REQUIRED TASK |
Omit the images. Copy each entry word for word.

____ INFORMATION GIVEN

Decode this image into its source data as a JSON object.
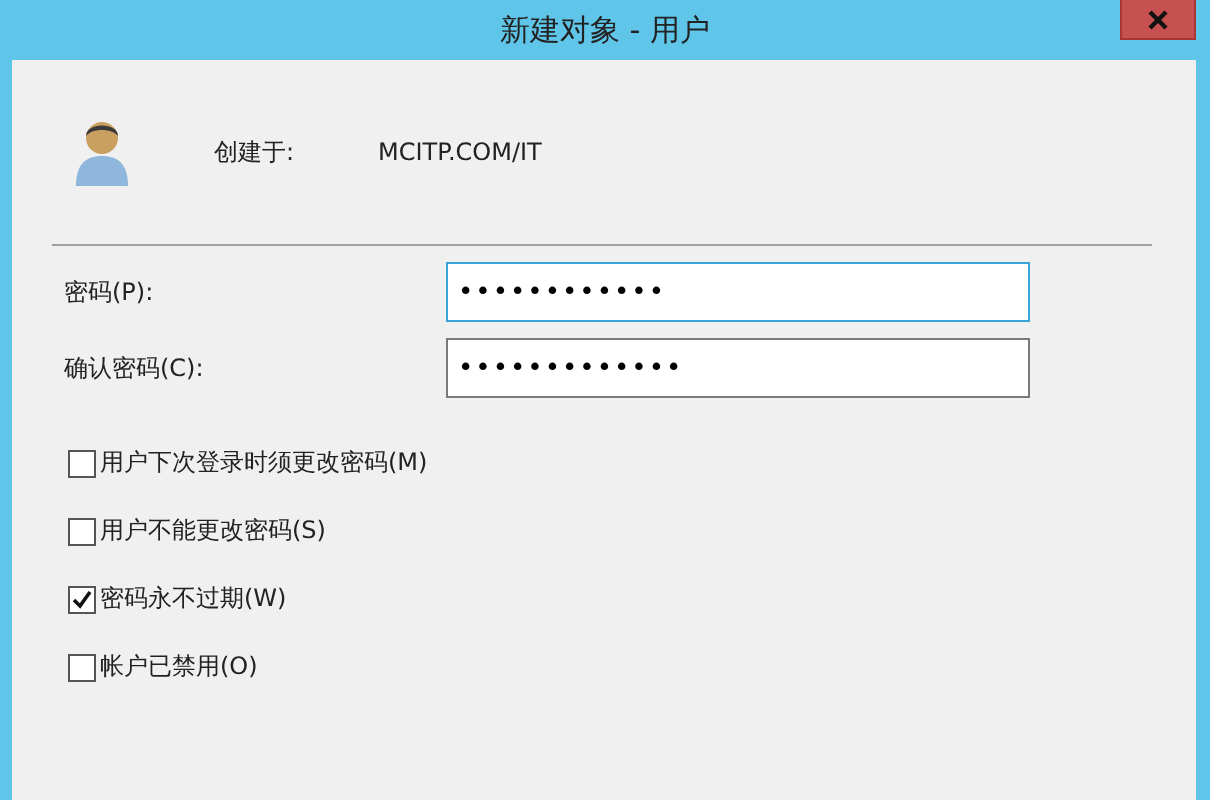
{
  "window": {
    "title": "新建对象 - 用户"
  },
  "header": {
    "label": "创建于:",
    "value": "MCITP.COM/IT"
  },
  "fields": [
    {
      "label": "密码(P):",
      "value": "••••••••••••",
      "highlighted": true
    },
    {
      "label": "确认密码(C):",
      "value": "•••••••••••••",
      "highlighted": false
    }
  ],
  "options": [
    {
      "label": "用户下次登录时须更改密码(M)",
      "checked": false
    },
    {
      "label": "用户不能更改密码(S)",
      "checked": false
    },
    {
      "label": "密码永不过期(W)",
      "checked": true
    },
    {
      "label": "帐户已禁用(O)",
      "checked": false
    }
  ]
}
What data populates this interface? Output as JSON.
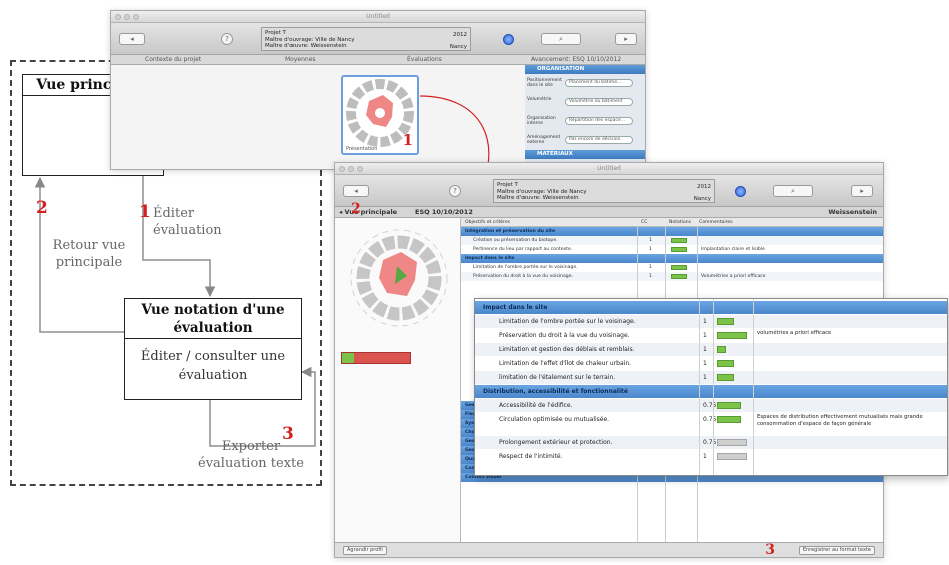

________

SOLUTION TO THIS TASK |
Decode this image into its source data as a JSON object.
{
  "window": {
    "title": "新建对象 - 用户"
  },
  "header": {
    "label": "创建于:",
    "value": "MCITP.COM/IT"
  },
  "fields": [
    {
      "label": "密码(P):",
      "value": "••••••••••••",
      "highlighted": true
    },
    {
      "label": "确认密码(C):",
      "value": "•••••••••••••",
      "highlighted": false
    }
  ],
  "options": [
    {
      "label": "用户下次登录时须更改密码(M)",
      "checked": false
    },
    {
      "label": "用户不能更改密码(S)",
      "checked": false
    },
    {
      "label": "密码永不过期(W)",
      "checked": true
    },
    {
      "label": "帐户已禁用(O)",
      "checked": false
    }
  ]
}
What data populates this interface? Output as JSON.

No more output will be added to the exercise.